-------- Supplied information --------

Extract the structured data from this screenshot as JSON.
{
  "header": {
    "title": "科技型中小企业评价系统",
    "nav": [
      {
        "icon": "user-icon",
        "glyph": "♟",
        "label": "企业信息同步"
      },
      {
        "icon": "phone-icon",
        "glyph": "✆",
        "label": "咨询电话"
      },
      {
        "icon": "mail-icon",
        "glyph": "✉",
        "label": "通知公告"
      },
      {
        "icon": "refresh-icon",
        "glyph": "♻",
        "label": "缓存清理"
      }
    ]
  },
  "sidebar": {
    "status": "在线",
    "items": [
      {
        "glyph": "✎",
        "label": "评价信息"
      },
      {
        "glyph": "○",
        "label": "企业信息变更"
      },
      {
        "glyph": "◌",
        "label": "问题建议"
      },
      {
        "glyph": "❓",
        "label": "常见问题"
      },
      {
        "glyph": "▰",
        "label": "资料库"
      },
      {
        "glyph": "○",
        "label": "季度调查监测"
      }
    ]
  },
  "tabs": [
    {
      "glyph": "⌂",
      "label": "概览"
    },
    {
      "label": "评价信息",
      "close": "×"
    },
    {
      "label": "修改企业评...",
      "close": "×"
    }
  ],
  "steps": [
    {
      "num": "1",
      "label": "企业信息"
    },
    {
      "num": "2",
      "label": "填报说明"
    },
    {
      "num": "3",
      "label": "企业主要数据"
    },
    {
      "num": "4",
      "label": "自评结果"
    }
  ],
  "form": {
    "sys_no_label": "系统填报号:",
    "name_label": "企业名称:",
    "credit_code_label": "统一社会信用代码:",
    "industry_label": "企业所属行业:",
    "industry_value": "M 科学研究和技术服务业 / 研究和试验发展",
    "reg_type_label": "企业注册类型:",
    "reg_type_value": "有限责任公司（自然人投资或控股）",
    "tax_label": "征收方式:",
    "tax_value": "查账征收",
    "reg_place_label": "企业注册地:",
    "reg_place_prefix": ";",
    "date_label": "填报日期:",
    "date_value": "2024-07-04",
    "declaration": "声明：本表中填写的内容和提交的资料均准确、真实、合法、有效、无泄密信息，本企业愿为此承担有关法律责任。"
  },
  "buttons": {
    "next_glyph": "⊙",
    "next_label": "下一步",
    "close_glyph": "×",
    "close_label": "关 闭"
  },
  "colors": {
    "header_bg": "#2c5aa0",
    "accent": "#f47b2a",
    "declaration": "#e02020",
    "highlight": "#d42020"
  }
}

--------

Written task:
Quote every record above exactly.

The completed task:
Extract the structured data from this screenshot as JSON.
{
  "header": {
    "title": "科技型中小企业评价系统",
    "nav": [
      {
        "icon": "user-icon",
        "glyph": "♟",
        "label": "企业信息同步"
      },
      {
        "icon": "phone-icon",
        "glyph": "✆",
        "label": "咨询电话"
      },
      {
        "icon": "mail-icon",
        "glyph": "✉",
        "label": "通知公告"
      },
      {
        "icon": "refresh-icon",
        "glyph": "♻",
        "label": "缓存清理"
      }
    ]
  },
  "sidebar": {
    "status": "在线",
    "items": [
      {
        "glyph": "✎",
        "label": "评价信息"
      },
      {
        "glyph": "○",
        "label": "企业信息变更"
      },
      {
        "glyph": "◌",
        "label": "问题建议"
      },
      {
        "glyph": "❓",
        "label": "常见问题"
      },
      {
        "glyph": "▰",
        "label": "资料库"
      },
      {
        "glyph": "○",
        "label": "季度调查监测"
      }
    ]
  },
  "tabs": [
    {
      "glyph": "⌂",
      "label": "概览"
    },
    {
      "label": "评价信息",
      "close": "×"
    },
    {
      "label": "修改企业评...",
      "close": "×"
    }
  ],
  "steps": [
    {
      "num": "1",
      "label": "企业信息"
    },
    {
      "num": "2",
      "label": "填报说明"
    },
    {
      "num": "3",
      "label": "企业主要数据"
    },
    {
      "num": "4",
      "label": "自评结果"
    }
  ],
  "form": {
    "sys_no_label": "系统填报号:",
    "name_label": "企业名称:",
    "credit_code_label": "统一社会信用代码:",
    "industry_label": "企业所属行业:",
    "industry_value": "M 科学研究和技术服务业 / 研究和试验发展",
    "reg_type_label": "企业注册类型:",
    "reg_type_value": "有限责任公司（自然人投资或控股）",
    "tax_label": "征收方式:",
    "tax_value": "查账征收",
    "reg_place_label": "企业注册地:",
    "reg_place_prefix": ";",
    "date_label": "填报日期:",
    "date_value": "2024-07-04",
    "declaration": "声明：本表中填写的内容和提交的资料均准确、真实、合法、有效、无泄密信息，本企业愿为此承担有关法律责任。"
  },
  "buttons": {
    "next_glyph": "⊙",
    "next_label": "下一步",
    "close_glyph": "×",
    "close_label": "关 闭"
  },
  "colors": {
    "header_bg": "#2c5aa0",
    "accent": "#f47b2a",
    "declaration": "#e02020",
    "highlight": "#d42020"
  }
}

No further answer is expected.